# Written problem:
Transcribe every record that appears below, exactly and in full.

# Available records:
□ □ □ □
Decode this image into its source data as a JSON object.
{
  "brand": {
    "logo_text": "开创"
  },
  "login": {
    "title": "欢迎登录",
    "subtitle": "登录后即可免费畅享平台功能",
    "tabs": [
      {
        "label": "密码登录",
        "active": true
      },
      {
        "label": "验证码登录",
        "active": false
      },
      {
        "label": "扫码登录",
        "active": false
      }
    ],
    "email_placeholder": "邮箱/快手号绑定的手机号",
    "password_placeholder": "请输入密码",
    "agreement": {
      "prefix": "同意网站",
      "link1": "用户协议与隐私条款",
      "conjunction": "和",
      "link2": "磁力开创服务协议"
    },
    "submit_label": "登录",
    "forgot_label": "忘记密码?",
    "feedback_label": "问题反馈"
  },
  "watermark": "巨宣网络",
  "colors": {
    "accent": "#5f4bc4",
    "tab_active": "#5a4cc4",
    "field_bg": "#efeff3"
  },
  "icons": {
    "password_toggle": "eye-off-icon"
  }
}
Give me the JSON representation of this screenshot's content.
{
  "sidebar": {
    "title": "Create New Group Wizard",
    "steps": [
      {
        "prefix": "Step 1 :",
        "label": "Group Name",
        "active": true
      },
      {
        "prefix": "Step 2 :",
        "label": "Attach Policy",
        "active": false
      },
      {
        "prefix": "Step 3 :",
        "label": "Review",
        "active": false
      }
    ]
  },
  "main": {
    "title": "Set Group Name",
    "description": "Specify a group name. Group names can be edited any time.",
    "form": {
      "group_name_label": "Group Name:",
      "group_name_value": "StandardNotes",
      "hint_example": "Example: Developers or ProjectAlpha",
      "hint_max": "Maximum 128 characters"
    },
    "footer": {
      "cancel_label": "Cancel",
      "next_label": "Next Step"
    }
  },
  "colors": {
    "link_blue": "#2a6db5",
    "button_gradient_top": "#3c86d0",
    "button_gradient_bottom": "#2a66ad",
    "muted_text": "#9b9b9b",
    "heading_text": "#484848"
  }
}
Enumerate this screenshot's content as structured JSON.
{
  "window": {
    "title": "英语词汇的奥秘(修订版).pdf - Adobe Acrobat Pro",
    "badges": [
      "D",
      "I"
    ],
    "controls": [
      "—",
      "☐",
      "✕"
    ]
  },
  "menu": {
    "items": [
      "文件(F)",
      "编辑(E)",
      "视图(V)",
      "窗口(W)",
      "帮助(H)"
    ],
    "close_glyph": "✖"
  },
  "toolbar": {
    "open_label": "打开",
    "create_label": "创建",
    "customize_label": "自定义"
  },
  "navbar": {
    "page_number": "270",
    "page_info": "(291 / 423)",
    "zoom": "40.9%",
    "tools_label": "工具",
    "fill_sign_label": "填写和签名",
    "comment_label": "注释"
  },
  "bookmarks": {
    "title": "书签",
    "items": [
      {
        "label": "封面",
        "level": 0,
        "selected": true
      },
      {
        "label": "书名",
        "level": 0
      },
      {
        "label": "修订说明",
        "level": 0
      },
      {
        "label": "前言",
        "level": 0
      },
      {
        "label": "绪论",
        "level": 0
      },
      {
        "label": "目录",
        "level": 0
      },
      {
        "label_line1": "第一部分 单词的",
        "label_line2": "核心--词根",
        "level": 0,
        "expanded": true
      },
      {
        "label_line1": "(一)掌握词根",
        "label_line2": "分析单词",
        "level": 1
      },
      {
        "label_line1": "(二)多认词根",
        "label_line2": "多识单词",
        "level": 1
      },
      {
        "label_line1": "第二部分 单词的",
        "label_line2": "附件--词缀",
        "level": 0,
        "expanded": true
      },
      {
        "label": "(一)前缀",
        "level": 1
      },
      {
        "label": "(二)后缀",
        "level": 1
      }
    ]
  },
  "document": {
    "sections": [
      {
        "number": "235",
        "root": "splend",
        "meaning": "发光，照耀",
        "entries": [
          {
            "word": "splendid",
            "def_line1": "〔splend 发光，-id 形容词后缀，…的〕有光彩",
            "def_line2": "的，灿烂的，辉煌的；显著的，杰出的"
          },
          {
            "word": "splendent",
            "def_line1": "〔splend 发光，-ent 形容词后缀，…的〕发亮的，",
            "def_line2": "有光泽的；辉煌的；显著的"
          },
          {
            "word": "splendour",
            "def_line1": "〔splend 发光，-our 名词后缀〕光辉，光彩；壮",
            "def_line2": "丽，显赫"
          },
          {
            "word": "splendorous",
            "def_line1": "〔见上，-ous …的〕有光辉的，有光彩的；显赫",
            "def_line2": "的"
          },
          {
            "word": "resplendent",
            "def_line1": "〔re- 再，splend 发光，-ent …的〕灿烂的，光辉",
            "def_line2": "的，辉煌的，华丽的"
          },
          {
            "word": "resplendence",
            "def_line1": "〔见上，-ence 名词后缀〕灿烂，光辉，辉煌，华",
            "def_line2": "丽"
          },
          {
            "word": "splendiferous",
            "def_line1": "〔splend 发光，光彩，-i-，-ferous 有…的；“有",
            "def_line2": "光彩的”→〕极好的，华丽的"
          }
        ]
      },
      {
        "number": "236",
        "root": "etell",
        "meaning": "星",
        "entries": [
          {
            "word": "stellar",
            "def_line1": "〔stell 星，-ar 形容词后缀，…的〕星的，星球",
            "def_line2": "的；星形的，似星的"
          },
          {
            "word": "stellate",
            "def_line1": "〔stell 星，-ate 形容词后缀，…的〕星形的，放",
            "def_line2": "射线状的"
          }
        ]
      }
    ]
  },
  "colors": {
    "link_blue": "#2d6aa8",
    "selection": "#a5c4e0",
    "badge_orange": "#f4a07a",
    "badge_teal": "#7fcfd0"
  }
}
□ □ □ □
# Task answer:
Decode this image into its source data as a JSON object.
{
  "brand": {
    "logo_text": "开创"
  },
  "login": {
    "title": "欢迎登录",
    "subtitle": "登录后即可免费畅享平台功能",
    "tabs": [
      {
        "label": "密码登录",
        "active": true
      },
      {
        "label": "验证码登录",
        "active": false
      },
      {
        "label": "扫码登录",
        "active": false
      }
    ],
    "email_placeholder": "邮箱/快手号绑定的手机号",
    "password_placeholder": "请输入密码",
    "agreement": {
      "prefix": "同意网站",
      "link1": "用户协议与隐私条款",
      "conjunction": "和",
      "link2": "磁力开创服务协议"
    },
    "submit_label": "登录",
    "forgot_label": "忘记密码?",
    "feedback_label": "问题反馈"
  },
  "watermark": "巨宣网络",
  "colors": {
    "accent": "#5f4bc4",
    "tab_active": "#5a4cc4",
    "field_bg": "#efeff3"
  },
  "icons": {
    "password_toggle": "eye-off-icon"
  }
}
Give me the JSON representation of this screenshot's content.
{
  "sidebar": {
    "title": "Create New Group Wizard",
    "steps": [
      {
        "prefix": "Step 1 :",
        "label": "Group Name",
        "active": true
      },
      {
        "prefix": "Step 2 :",
        "label": "Attach Policy",
        "active": false
      },
      {
        "prefix": "Step 3 :",
        "label": "Review",
        "active": false
      }
    ]
  },
  "main": {
    "title": "Set Group Name",
    "description": "Specify a group name. Group names can be edited any time.",
    "form": {
      "group_name_label": "Group Name:",
      "group_name_value": "StandardNotes",
      "hint_example": "Example: Developers or ProjectAlpha",
      "hint_max": "Maximum 128 characters"
    },
    "footer": {
      "cancel_label": "Cancel",
      "next_label": "Next Step"
    }
  },
  "colors": {
    "link_blue": "#2a6db5",
    "button_gradient_top": "#3c86d0",
    "button_gradient_bottom": "#2a66ad",
    "muted_text": "#9b9b9b",
    "heading_text": "#484848"
  }
}
Enumerate this screenshot's content as structured JSON.
{
  "window": {
    "title": "英语词汇的奥秘(修订版).pdf - Adobe Acrobat Pro",
    "badges": [
      "D",
      "I"
    ],
    "controls": [
      "—",
      "☐",
      "✕"
    ]
  },
  "menu": {
    "items": [
      "文件(F)",
      "编辑(E)",
      "视图(V)",
      "窗口(W)",
      "帮助(H)"
    ],
    "close_glyph": "✖"
  },
  "toolbar": {
    "open_label": "打开",
    "create_label": "创建",
    "customize_label": "自定义"
  },
  "navbar": {
    "page_number": "270",
    "page_info": "(291 / 423)",
    "zoom": "40.9%",
    "tools_label": "工具",
    "fill_sign_label": "填写和签名",
    "comment_label": "注释"
  },
  "bookmarks": {
    "title": "书签",
    "items": [
      {
        "label": "封面",
        "level": 0,
        "selected": true
      },
      {
        "label": "书名",
        "level": 0
      },
      {
        "label": "修订说明",
        "level": 0
      },
      {
        "label": "前言",
        "level": 0
      },
      {
        "label": "绪论",
        "level": 0
      },
      {
        "label": "目录",
        "level": 0
      },
      {
        "label_line1": "第一部分 单词的",
        "label_line2": "核心--词根",
        "level": 0,
        "expanded": true
      },
      {
        "label_line1": "(一)掌握词根",
        "label_line2": "分析单词",
        "level": 1
      },
      {
        "label_line1": "(二)多认词根",
        "label_line2": "多识单词",
        "level": 1
      },
      {
        "label_line1": "第二部分 单词的",
        "label_line2": "附件--词缀",
        "level": 0,
        "expanded": true
      },
      {
        "label": "(一)前缀",
        "level": 1
      },
      {
        "label": "(二)后缀",
        "level": 1
      }
    ]
  },
  "document": {
    "sections": [
      {
        "number": "235",
        "root": "splend",
        "meaning": "发光，照耀",
        "entries": [
          {
            "word": "splendid",
            "def_line1": "〔splend 发光，-id 形容词后缀，…的〕有光彩",
            "def_line2": "的，灿烂的，辉煌的；显著的，杰出的"
          },
          {
            "word": "splendent",
            "def_line1": "〔splend 发光，-ent 形容词后缀，…的〕发亮的，",
            "def_line2": "有光泽的；辉煌的；显著的"
          },
          {
            "word": "splendour",
            "def_line1": "〔splend 发光，-our 名词后缀〕光辉，光彩；壮",
            "def_line2": "丽，显赫"
          },
          {
            "word": "splendorous",
            "def_line1": "〔见上，-ous …的〕有光辉的，有光彩的；显赫",
            "def_line2": "的"
          },
          {
            "word": "resplendent",
            "def_line1": "〔re- 再，splend 发光，-ent …的〕灿烂的，光辉",
            "def_line2": "的，辉煌的，华丽的"
          },
          {
            "word": "resplendence",
            "def_line1": "〔见上，-ence 名词后缀〕灿烂，光辉，辉煌，华",
            "def_line2": "丽"
          },
          {
            "word": "splendiferous",
            "def_line1": "〔splend 发光，光彩，-i-，-ferous 有…的；“有",
            "def_line2": "光彩的”→〕极好的，华丽的"
          }
        ]
      },
      {
        "number": "236",
        "root": "etell",
        "meaning": "星",
        "entries": [
          {
            "word": "stellar",
            "def_line1": "〔stell 星，-ar 形容词后缀，…的〕星的，星球",
            "def_line2": "的；星形的，似星的"
          },
          {
            "word": "stellate",
            "def_line1": "〔stell 星，-ate 形容词后缀，…的〕星形的，放",
            "def_line2": "射线状的"
          }
        ]
      }
    ]
  },
  "colors": {
    "link_blue": "#2d6aa8",
    "selection": "#a5c4e0",
    "badge_orange": "#f4a07a",
    "badge_teal": "#7fcfd0"
  }
}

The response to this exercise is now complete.